- **INPUT DATA**:
______

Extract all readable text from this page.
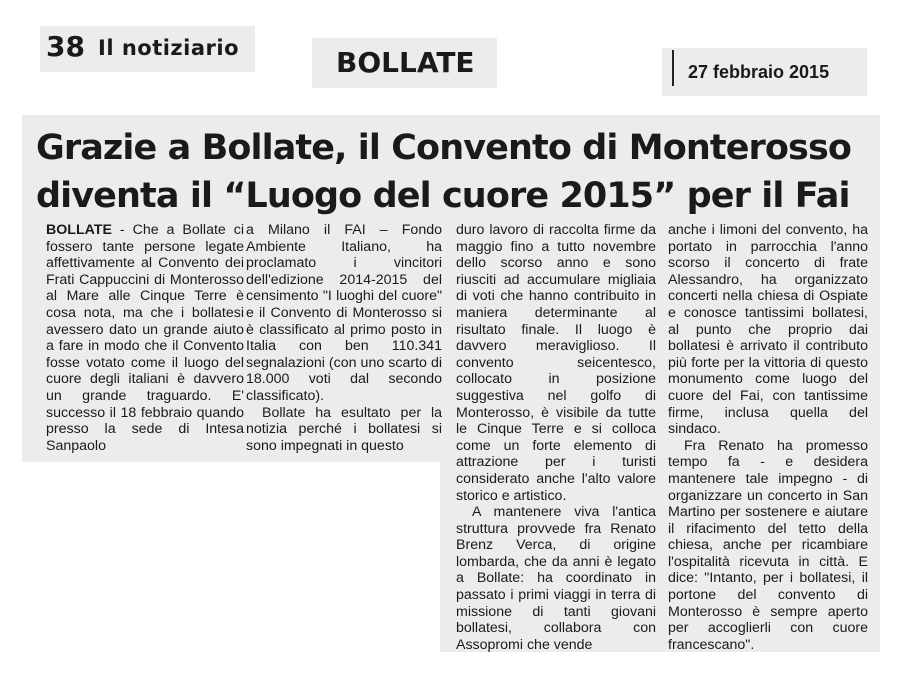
38 Il notiziario	BOLLATE	27 febbraio 2015
Grazie a Bollate, il Convento di Monterosso
diventa il “Luogo del cuore 2015” per il Fai

BOLLATE - Che a Bollate ci fossero tante persone legate affettivamente al Convento dei Frati Cappuccini di Monterosso al Mare alle Cinque Terre è cosa nota, ma che i bollatesi avessero dato un grande aiuto a fare in modo che il Convento fosse votato come il luogo del cuore degli italiani è davvero un grande traguardo. E' successo il 18 febbraio quando presso la sede di Intesa Sanpaolo

a Milano il FAI – Fondo Ambiente Italiano, ha proclamato i vincitori dell'edizione 2014-2015 del censimento "I luoghi del cuore" e il Convento di Monterosso si è classificato al primo posto in Italia con ben 110.341 segnalazioni (con uno scarto di 18.000 voti dal secondo classificato).

Bollate ha esultato per la notizia perché i bollatesi si sono impegnati in questo

duro lavoro di raccolta firme da maggio fino a tutto novembre dello scorso anno e sono riusciti ad accumulare migliaia di voti che hanno contribuito in maniera determinante al risultato finale. Il luogo è davvero meraviglioso. Il convento seicentesco, collocato in posizione suggestiva nel golfo di Monterosso, è visibile da tutte le Cinque Terre e si colloca come un forte elemento di attrazione per i turisti considerato anche l'alto valore storico e artistico.

A mantenere viva l'antica struttura provvede fra Renato Brenz Verca, di origine lombarda, che da anni è legato a Bollate: ha coordinato in passato i primi viaggi in terra di missione di tanti giovani bollatesi, collabora con Assopromi che vende

anche i limoni del convento, ha portato in parrocchia l'anno scorso il concerto di frate Alessandro, ha organizzato concerti nella chiesa di Ospiate e conosce tantissimi bollatesi, al punto che proprio dai bollatesi è arrivato il contributo più forte per la vittoria di questo monumento come luogo del cuore del Fai, con tantissime firme, inclusa quella del sindaco.

Fra Renato ha promesso tempo fa - e desidera mantenere tale impegno - di organizzare un concerto in San Martino per sostenere e aiutare il rifacimento del tetto della chiesa, anche per ricambiare l'ospitalità ricevuta in città. E dice: "Intanto, per i bollatesi, il portone del convento di Monterosso è sempre aperto per accoglierli con cuore francescano".
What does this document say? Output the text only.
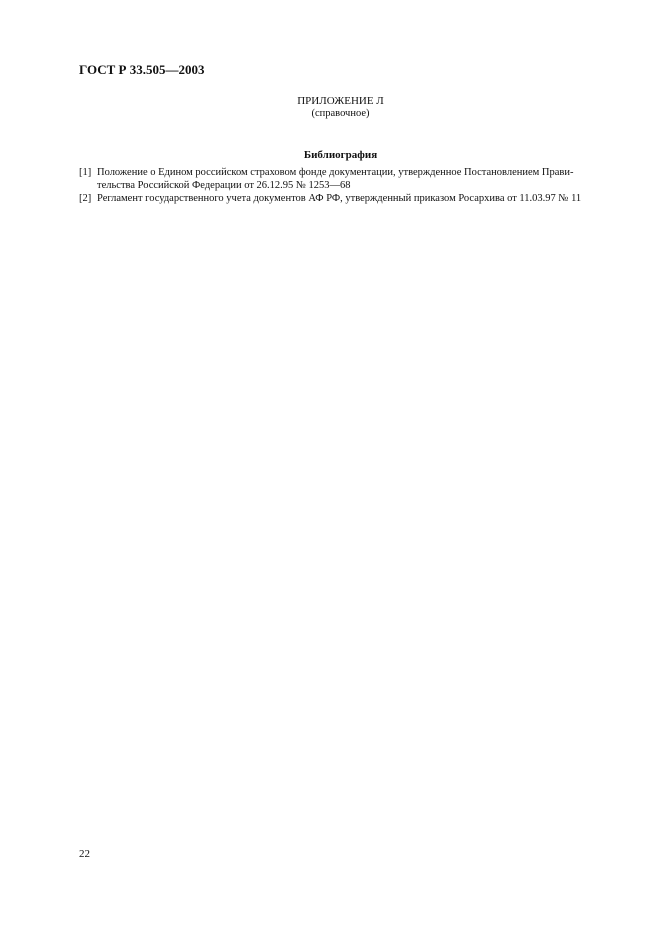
ГОСТ Р 33.505—2003
ПРИЛОЖЕНИЕ Л
(справочное)
Библиография
[1] Положение о Едином российском страховом фонде документации, утвержденное Постановлением Прави-
тельства Российской Федерации от 26.12.95 № 1253—68
[2] Регламент государственного учета документов АФ РФ, утвержденный приказом Росархива от 11.03.97 № 11
22
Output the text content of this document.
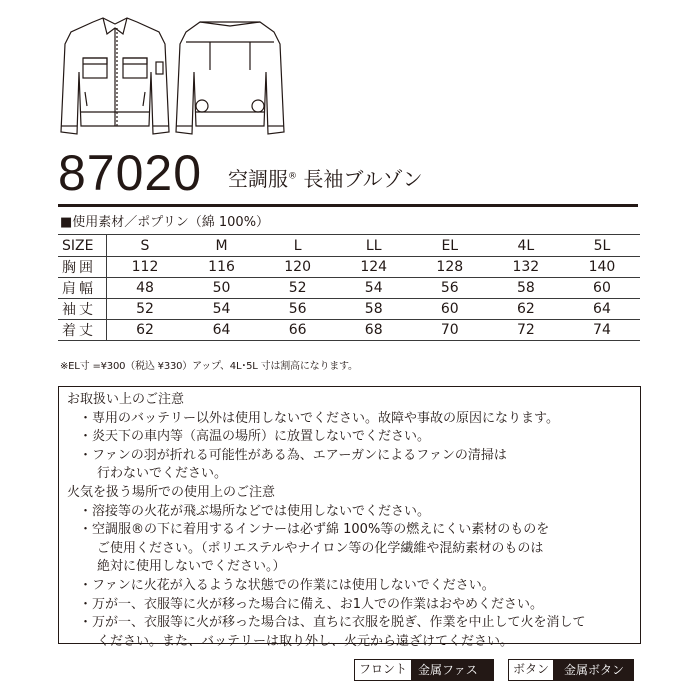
87020 空調服® 長袖ブルゾン
■使用素材／ポプリン（綿 100%）
SIZE	S	M	L	LL	EL	4L	5L
胸囲	112	116	120	124	128	132	140
肩幅	48	50	52	54	56	58	60
袖丈	52	54	56	58	60	62	64
着丈	62	64	66	68	70	72	74
※EL寸 =¥300（税込 ¥330）アップ、4L･5L 寸は割高になります。
お取扱い上のご注意
・専用のバッテリー以外は使用しないでください。故障や事故の原因になります。
・炎天下の車内等（高温の場所）に放置しないでください。
・ファンの羽が折れる可能性がある為、エアーガンによるファンの清掃は
行わないでください。
火気を扱う場所での使用上のご注意
・溶接等の火花が飛ぶ場所などでは使用しないでください。
・空調服®の下に着用するインナーは必ず綿 100%等の燃えにくい素材のものを
ご使用ください。（ポリエステルやナイロン等の化学繊維や混紡素材のものは
絶対に使用しないでください。）
・ファンに火花が入るような状態での作業には使用しないでください。
・万が一、衣服等に火が移った場合に備え、お1人での作業はおやめください。
・万が一、衣服等に火が移った場合は、直ちに衣服を脱ぎ、作業を中止して火を消して
ください。また、バッテリーは取り外し、火元から遠ざけてください。
フロント 金属ファスナー
ボタン	金属ボタン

______

- **YOUR GOAL**: Leave out every picture and copy the rest of the records exactly.

- **REPLY TO THE TASK**:
Extract all readable text from this page.
38 Il notiziario	BOLLATE	27 febbraio 2015
Grazie a Bollate, il Convento di Monterosso
diventa il “Luogo del cuore 2015” per il Fai

BOLLATE - Che a Bollate ci fossero tante persone legate affettivamente al Convento dei Frati Cappuccini di Monterosso al Mare alle Cinque Terre è cosa nota, ma che i bollatesi avessero dato un grande aiuto a fare in modo che il Convento fosse votato come il luogo del cuore degli italiani è davvero un grande traguardo. E' successo il 18 febbraio quando presso la sede di Intesa Sanpaolo

a Milano il FAI – Fondo Ambiente Italiano, ha proclamato i vincitori dell'edizione 2014-2015 del censimento "I luoghi del cuore" e il Convento di Monterosso si è classificato al primo posto in Italia con ben 110.341 segnalazioni (con uno scarto di 18.000 voti dal secondo classificato).

Bollate ha esultato per la notizia perché i bollatesi si sono impegnati in questo

duro lavoro di raccolta firme da maggio fino a tutto novembre dello scorso anno e sono riusciti ad accumulare migliaia di voti che hanno contribuito in maniera determinante al risultato finale. Il luogo è davvero meraviglioso. Il convento seicentesco, collocato in posizione suggestiva nel golfo di Monterosso, è visibile da tutte le Cinque Terre e si colloca come un forte elemento di attrazione per i turisti considerato anche l'alto valore storico e artistico.

A mantenere viva l'antica struttura provvede fra Renato Brenz Verca, di origine lombarda, che da anni è legato a Bollate: ha coordinato in passato i primi viaggi in terra di missione di tanti giovani bollatesi, collabora con Assopromi che vende

anche i limoni del convento, ha portato in parrocchia l'anno scorso il concerto di frate Alessandro, ha organizzato concerti nella chiesa di Ospiate e conosce tantissimi bollatesi, al punto che proprio dai bollatesi è arrivato il contributo più forte per la vittoria di questo monumento come luogo del cuore del Fai, con tantissime firme, inclusa quella del sindaco.

Fra Renato ha promesso tempo fa - e desidera mantenere tale impegno - di organizzare un concerto in San Martino per sostenere e aiutare il rifacimento del tetto della chiesa, anche per ricambiare l'ospitalità ricevuta in città. E dice: "Intanto, per i bollatesi, il portone del convento di Monterosso è sempre aperto per accoglierli con cuore francescano".
What does this document say? Output the text only.
ГОСТ Р 33.505—2003
ПРИЛОЖЕНИЕ Л
(справочное)
Библиография
[1] Положение о Едином российском страховом фонде документации, утвержденное Постановлением Прави-
тельства Российской Федерации от 26.12.95 № 1253—68
[2] Регламент государственного учета документов АФ РФ, утвержденный приказом Росархива от 11.03.97 № 11
22
Output the text content of this document.
87020 空調服® 長袖ブルゾン
■使用素材／ポプリン（綿 100%）
SIZE	S	M	L	LL	EL	4L	5L
胸囲	112	116	120	124	128	132	140
肩幅	48	50	52	54	56	58	60
袖丈	52	54	56	58	60	62	64
着丈	62	64	66	68	70	72	74
※EL寸 =¥300（税込 ¥330）アップ、4L･5L 寸は割高になります。
お取扱い上のご注意
・専用のバッテリー以外は使用しないでください。故障や事故の原因になります。
・炎天下の車内等（高温の場所）に放置しないでください。
・ファンの羽が折れる可能性がある為、エアーガンによるファンの清掃は
行わないでください。
火気を扱う場所での使用上のご注意
・溶接等の火花が飛ぶ場所などでは使用しないでください。
・空調服®の下に着用するインナーは必ず綿 100%等の燃えにくい素材のものを
ご使用ください。（ポリエステルやナイロン等の化学繊維や混紡素材のものは
絶対に使用しないでください。）
・ファンに火花が入るような状態での作業には使用しないでください。
・万が一、衣服等に火が移った場合に備え、お1人での作業はおやめください。
・万が一、衣服等に火が移った場合は、直ちに衣服を脱ぎ、作業を中止して火を消して
ください。また、バッテリーは取り外し、火元から遠ざけてください。
フロント 金属ファスナー
ボタン	金属ボタン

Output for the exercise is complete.